Request: Return each line containing "carrying".

++++ Extracted entries

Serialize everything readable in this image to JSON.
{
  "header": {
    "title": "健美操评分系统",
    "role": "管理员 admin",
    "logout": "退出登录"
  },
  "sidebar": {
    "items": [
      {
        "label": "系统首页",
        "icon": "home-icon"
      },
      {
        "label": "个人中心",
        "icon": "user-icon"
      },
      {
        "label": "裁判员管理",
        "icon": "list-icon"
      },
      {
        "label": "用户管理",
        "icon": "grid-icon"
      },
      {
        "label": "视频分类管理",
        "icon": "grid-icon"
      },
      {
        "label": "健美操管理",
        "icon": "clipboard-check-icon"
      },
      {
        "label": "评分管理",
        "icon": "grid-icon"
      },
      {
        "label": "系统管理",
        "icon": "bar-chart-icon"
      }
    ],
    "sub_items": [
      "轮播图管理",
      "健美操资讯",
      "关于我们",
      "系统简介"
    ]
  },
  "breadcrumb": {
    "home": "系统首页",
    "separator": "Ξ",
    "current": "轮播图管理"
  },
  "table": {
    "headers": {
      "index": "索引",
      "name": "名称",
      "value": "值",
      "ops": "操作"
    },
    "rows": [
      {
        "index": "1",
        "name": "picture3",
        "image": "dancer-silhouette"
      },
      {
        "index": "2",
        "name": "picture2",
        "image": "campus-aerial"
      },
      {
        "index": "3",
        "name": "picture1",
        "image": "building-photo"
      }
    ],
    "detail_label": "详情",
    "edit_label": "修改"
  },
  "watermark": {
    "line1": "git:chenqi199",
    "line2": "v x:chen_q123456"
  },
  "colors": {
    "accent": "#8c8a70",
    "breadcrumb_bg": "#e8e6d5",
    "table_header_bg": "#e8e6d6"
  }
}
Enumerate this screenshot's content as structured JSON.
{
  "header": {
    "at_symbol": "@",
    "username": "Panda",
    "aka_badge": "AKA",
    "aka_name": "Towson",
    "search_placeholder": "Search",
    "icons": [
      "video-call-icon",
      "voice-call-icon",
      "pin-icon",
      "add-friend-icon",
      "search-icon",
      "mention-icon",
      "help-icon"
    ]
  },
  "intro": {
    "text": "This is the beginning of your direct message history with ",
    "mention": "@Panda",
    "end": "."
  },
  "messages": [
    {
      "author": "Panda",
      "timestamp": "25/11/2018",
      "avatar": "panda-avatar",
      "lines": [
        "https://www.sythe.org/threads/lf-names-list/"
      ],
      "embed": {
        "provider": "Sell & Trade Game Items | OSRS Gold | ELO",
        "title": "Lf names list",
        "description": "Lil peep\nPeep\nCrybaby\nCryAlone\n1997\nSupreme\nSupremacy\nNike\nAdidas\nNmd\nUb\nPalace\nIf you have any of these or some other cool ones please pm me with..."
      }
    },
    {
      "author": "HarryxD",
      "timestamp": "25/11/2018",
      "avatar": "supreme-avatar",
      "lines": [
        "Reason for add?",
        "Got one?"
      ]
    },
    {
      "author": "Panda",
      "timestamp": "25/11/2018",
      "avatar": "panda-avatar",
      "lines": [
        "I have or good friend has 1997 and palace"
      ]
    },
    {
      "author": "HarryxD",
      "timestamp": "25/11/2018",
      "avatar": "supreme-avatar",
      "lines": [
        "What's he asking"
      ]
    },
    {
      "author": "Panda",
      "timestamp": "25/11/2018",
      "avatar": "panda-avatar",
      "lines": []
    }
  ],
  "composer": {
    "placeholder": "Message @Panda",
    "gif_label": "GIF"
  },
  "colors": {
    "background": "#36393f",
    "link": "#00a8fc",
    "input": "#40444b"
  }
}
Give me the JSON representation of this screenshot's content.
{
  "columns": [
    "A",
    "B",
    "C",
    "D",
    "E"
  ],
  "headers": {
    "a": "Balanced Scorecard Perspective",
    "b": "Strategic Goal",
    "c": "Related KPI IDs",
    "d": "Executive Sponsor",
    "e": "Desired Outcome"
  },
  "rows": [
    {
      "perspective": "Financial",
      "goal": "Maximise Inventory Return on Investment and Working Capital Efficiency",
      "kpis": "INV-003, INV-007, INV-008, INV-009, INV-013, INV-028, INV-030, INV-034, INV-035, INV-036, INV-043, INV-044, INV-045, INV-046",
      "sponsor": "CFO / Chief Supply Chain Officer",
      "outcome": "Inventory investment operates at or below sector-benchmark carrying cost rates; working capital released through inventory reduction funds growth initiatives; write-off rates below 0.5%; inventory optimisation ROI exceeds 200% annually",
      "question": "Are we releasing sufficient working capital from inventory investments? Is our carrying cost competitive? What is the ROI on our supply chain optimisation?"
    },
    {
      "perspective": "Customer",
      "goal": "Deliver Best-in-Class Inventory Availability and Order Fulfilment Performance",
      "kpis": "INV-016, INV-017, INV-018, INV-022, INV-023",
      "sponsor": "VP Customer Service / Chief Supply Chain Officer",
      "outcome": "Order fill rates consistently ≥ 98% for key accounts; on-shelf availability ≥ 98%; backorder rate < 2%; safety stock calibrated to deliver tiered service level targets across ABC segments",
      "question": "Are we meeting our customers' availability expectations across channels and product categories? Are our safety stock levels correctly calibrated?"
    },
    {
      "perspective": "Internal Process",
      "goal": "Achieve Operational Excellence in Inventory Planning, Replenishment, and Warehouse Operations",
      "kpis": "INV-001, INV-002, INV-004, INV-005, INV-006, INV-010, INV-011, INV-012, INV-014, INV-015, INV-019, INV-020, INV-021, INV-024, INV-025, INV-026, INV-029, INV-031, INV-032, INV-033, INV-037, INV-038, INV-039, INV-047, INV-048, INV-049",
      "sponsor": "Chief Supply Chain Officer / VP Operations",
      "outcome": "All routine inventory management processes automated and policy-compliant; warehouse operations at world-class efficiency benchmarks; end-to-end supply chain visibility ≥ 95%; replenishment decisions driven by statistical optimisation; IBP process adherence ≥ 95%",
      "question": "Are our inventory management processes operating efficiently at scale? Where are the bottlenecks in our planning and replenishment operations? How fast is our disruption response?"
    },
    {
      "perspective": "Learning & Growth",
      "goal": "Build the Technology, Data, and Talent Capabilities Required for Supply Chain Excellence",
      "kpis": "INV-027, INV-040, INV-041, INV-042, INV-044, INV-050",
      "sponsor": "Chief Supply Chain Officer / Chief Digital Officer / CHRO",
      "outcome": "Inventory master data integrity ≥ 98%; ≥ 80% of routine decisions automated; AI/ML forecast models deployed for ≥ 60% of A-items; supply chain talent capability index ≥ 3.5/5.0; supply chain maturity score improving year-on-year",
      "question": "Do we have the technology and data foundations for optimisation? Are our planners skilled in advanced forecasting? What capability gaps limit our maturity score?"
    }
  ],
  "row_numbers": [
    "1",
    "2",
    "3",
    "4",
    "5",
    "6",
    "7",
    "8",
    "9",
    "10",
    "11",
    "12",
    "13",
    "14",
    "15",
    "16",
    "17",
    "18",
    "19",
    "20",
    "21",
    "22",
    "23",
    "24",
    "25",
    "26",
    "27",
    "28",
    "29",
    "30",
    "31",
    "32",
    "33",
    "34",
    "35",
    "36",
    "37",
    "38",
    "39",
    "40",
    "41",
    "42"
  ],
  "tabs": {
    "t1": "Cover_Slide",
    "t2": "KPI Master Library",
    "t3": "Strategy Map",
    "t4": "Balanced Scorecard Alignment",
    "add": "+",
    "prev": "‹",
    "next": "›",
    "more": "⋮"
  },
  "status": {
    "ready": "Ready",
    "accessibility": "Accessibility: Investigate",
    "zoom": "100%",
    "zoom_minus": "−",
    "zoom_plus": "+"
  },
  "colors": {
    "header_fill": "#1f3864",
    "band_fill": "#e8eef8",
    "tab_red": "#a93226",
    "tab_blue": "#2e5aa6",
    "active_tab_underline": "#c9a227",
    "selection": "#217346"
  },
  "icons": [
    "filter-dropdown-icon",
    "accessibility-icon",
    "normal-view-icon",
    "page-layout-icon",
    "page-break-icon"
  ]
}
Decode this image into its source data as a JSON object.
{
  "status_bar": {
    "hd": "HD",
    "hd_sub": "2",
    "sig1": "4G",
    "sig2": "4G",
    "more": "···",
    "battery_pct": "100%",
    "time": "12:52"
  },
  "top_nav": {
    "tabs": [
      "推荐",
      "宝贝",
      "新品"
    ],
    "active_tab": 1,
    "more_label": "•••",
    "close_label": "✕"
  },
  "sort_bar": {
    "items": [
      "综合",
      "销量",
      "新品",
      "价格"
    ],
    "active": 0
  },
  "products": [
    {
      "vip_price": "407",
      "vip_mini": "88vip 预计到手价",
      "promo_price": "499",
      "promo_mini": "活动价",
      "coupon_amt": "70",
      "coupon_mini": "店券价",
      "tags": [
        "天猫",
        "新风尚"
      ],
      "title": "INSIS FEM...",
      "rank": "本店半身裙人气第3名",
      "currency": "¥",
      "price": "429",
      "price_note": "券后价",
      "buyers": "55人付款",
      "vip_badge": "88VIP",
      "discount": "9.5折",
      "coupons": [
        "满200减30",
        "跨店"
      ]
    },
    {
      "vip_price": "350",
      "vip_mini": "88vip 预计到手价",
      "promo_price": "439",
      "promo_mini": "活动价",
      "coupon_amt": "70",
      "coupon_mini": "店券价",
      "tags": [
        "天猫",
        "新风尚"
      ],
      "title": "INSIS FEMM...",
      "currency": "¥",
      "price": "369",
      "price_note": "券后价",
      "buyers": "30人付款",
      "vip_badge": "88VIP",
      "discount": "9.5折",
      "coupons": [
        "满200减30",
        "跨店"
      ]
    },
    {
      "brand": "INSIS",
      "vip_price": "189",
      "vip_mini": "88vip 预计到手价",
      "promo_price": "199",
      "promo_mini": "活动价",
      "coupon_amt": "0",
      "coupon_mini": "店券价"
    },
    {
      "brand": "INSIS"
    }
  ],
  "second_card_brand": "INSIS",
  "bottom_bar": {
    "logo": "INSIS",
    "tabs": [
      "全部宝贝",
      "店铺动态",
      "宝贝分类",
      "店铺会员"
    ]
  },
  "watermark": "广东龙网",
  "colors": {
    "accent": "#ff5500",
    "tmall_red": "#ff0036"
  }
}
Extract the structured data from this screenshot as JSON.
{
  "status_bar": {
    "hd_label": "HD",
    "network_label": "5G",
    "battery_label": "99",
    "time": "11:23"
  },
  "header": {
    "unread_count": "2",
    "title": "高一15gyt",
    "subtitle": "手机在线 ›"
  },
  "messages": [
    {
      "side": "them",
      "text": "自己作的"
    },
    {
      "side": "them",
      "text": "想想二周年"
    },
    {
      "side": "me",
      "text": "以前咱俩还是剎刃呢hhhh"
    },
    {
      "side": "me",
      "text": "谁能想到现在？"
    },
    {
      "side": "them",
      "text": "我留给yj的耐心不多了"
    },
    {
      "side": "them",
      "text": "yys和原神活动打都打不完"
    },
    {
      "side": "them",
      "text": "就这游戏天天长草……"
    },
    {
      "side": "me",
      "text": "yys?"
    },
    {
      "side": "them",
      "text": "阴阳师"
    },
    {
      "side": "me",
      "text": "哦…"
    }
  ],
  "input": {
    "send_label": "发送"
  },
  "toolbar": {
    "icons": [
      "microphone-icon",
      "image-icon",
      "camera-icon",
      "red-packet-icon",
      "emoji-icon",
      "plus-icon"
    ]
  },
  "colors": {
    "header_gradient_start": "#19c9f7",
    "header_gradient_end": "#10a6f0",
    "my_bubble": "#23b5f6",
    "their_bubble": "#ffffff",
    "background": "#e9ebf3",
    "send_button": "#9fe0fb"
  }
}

++++++++

Task output:
      "outcome": "Inventory investment operates at or below sector-benchmark carrying cost rates; working capital released through inventory reduction funds growth initiatives; write-off rates below 0.5%; inventory optimisation ROI exceeds 200% annually",
      "question": "Are we releasing sufficient working capital from inventory investments? Is our carrying cost competitive? What is the ROI on our supply chain optimisation?"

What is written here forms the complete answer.